WHAT YOU ARE ASKED TO DO ▸
Lines containing the string "pratica" are to be counted; report the number and nothing more.

SUPPLIED MATERIAL ▸
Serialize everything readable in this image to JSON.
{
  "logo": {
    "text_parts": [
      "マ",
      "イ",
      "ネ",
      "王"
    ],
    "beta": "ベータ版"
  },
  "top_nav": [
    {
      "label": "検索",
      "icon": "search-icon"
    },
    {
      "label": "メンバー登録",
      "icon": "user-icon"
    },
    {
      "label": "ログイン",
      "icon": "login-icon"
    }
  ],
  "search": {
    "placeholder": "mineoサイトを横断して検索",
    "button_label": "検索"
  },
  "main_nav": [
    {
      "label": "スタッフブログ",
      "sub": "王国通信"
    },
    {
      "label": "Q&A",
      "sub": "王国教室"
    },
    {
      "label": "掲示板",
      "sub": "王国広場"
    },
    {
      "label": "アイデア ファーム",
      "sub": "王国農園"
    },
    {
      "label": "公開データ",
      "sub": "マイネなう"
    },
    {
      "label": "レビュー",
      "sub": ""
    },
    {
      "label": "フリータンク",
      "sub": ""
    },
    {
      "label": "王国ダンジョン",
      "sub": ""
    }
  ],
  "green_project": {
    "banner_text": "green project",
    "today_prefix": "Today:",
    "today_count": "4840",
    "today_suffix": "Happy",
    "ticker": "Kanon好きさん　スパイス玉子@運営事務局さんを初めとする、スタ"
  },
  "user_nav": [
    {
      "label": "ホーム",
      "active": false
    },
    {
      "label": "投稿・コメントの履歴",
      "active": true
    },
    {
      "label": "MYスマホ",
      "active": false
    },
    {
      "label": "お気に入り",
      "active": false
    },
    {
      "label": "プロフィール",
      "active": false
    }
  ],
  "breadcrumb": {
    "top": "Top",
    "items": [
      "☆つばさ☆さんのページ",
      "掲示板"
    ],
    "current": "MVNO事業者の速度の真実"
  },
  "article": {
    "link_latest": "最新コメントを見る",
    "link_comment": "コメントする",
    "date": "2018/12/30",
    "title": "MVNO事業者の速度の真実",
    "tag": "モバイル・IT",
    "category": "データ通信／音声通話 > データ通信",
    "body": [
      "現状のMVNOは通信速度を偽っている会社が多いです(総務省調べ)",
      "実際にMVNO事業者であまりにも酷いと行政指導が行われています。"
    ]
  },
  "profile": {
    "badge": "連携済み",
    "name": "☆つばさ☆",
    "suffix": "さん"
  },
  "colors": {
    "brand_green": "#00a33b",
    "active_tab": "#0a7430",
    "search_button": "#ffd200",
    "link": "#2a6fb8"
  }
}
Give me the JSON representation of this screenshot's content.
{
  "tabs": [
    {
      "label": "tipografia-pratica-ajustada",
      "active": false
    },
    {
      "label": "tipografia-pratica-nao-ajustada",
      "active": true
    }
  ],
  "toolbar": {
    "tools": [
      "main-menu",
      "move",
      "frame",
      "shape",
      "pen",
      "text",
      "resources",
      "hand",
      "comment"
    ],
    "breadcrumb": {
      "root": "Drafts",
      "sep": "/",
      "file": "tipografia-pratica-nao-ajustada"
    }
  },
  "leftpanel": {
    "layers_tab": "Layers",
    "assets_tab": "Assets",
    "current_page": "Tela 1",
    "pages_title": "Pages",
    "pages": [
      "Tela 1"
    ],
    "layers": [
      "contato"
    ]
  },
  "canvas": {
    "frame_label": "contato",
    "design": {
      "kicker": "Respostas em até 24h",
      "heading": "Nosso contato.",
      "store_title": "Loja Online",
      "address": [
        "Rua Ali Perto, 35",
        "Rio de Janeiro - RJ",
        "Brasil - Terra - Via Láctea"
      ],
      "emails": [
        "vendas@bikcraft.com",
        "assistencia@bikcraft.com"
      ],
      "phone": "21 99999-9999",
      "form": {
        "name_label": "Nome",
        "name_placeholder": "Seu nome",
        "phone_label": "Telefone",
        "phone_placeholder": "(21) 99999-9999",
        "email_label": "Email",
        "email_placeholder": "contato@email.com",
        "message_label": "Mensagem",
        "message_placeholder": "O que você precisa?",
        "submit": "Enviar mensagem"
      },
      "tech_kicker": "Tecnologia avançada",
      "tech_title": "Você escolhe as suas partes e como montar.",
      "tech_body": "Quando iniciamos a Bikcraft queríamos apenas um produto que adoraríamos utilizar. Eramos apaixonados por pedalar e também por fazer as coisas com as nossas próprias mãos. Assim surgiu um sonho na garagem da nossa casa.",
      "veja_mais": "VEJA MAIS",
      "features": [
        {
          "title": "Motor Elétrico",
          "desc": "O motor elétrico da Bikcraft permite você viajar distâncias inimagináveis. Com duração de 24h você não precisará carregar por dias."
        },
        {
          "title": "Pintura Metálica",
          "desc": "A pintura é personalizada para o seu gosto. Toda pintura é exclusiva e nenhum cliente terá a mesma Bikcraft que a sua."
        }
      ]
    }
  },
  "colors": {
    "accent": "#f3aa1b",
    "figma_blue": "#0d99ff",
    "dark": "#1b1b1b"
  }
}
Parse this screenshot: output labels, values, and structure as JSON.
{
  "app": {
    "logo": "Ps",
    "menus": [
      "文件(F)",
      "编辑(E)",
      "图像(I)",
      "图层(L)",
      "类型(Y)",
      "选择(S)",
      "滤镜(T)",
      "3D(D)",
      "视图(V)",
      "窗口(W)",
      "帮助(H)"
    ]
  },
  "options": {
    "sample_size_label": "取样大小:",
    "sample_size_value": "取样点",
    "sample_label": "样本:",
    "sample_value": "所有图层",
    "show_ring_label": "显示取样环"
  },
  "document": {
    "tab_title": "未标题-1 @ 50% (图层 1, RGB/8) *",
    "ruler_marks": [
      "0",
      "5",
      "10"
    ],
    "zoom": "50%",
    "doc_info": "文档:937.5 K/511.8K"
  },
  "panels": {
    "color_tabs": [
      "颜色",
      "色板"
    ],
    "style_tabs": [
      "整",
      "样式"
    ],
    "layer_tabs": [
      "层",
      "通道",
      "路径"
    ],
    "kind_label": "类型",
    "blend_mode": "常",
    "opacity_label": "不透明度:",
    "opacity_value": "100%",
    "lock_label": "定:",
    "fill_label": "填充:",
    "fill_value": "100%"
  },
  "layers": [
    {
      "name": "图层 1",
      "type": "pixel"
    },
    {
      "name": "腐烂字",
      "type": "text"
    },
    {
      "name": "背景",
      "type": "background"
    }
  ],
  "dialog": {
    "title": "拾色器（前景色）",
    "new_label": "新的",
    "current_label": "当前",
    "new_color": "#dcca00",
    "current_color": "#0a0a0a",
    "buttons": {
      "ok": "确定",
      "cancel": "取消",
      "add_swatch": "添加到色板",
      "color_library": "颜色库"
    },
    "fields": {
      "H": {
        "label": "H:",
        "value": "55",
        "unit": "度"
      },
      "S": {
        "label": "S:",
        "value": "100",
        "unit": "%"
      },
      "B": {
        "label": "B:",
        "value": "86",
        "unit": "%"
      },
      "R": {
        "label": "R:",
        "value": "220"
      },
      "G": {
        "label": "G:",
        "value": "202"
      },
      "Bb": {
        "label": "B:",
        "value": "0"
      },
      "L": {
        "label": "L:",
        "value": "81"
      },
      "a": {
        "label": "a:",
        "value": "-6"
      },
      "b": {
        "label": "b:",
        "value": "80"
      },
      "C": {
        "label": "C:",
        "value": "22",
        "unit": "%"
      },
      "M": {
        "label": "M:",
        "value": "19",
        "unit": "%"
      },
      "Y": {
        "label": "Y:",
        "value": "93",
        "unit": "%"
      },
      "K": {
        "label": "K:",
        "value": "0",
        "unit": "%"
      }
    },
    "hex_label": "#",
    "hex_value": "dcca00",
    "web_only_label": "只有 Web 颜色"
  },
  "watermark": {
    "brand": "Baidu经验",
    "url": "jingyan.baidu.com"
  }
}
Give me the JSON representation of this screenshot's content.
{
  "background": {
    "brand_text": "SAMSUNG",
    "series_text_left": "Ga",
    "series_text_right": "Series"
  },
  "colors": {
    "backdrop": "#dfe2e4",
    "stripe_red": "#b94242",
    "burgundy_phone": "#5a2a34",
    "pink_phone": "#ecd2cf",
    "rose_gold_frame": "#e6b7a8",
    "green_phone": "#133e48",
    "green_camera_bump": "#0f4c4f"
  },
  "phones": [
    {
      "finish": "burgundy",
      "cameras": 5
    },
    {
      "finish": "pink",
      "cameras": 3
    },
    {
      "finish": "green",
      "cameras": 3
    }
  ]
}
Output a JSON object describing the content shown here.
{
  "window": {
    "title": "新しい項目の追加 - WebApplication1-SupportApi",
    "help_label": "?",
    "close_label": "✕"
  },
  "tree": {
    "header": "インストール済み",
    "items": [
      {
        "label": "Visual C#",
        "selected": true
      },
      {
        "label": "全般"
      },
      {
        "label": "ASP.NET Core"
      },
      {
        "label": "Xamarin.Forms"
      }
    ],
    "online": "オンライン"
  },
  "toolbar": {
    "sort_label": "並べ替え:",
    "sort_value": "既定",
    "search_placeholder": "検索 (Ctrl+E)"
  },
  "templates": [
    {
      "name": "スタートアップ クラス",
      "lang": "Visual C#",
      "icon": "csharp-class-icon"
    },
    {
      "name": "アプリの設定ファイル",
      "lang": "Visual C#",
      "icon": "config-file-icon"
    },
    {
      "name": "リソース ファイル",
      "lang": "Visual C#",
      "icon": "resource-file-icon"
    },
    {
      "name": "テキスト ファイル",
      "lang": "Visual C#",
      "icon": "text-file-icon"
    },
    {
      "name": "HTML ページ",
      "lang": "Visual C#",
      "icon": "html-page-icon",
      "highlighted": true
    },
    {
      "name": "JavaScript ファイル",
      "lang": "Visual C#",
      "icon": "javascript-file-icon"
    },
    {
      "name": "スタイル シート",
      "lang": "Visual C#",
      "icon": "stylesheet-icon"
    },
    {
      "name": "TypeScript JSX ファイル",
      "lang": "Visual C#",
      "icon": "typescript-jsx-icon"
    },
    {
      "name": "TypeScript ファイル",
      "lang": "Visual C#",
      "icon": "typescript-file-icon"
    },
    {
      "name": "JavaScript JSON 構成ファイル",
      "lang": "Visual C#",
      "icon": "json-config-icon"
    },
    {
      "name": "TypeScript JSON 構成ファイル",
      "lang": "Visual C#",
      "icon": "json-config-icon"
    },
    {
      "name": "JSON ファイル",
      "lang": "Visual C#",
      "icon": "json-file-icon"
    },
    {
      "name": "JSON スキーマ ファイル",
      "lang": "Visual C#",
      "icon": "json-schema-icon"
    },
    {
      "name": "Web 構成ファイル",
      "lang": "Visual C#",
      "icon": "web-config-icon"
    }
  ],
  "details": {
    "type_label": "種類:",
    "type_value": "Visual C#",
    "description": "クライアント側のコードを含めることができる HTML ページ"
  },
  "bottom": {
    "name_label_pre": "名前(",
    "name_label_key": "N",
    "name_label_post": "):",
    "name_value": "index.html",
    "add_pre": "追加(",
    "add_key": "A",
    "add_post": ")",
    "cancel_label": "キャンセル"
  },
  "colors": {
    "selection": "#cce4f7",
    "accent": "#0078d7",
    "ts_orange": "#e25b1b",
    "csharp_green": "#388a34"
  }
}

RESULT ▸
3